■ **Exercise objective**: Pull out every line below that contains the word "président".

■ **Supplied entries**:
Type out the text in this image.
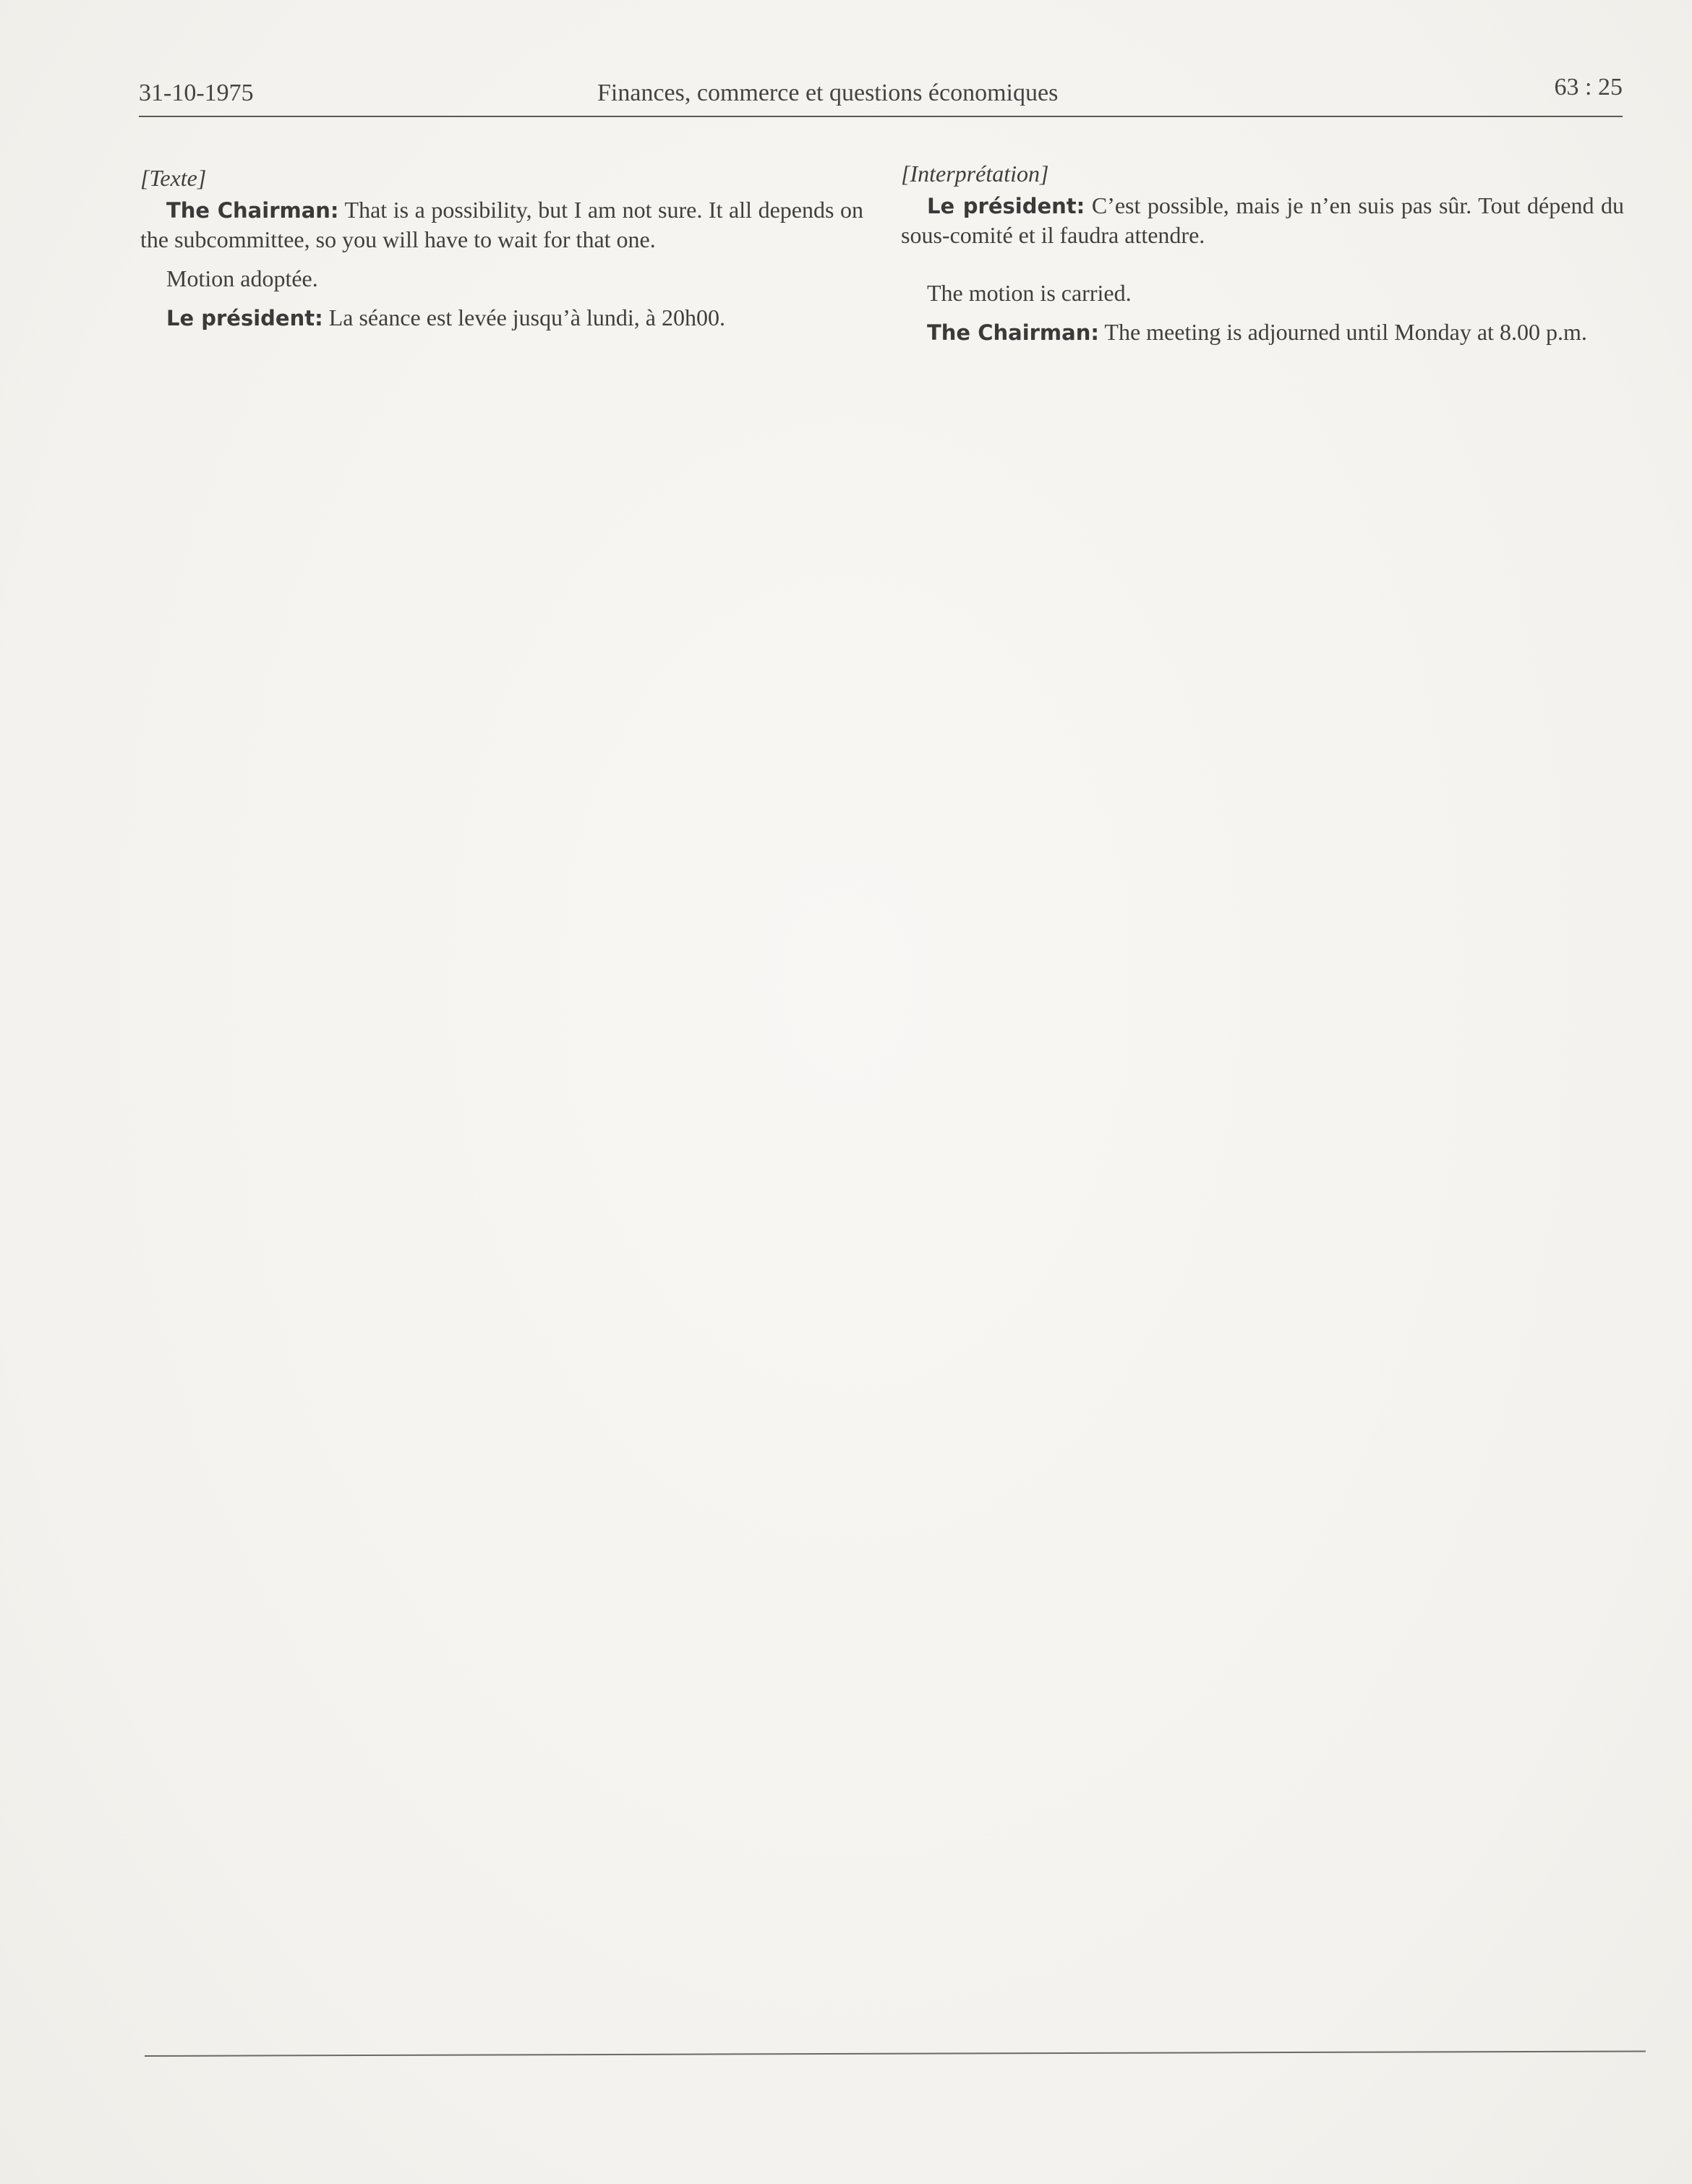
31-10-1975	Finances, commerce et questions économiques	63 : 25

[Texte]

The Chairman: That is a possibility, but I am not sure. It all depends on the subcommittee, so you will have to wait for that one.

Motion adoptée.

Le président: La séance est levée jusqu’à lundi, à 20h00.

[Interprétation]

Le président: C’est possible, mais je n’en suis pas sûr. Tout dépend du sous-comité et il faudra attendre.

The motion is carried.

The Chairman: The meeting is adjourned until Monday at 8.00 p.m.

■ **Task solution**:
Le président: La séance est levée jusqu’à lundi, à 20h00.
Le président: C’est possible, mais je n’en suis pas sûr. Tout dépend du sous-comité et il faudra attendre.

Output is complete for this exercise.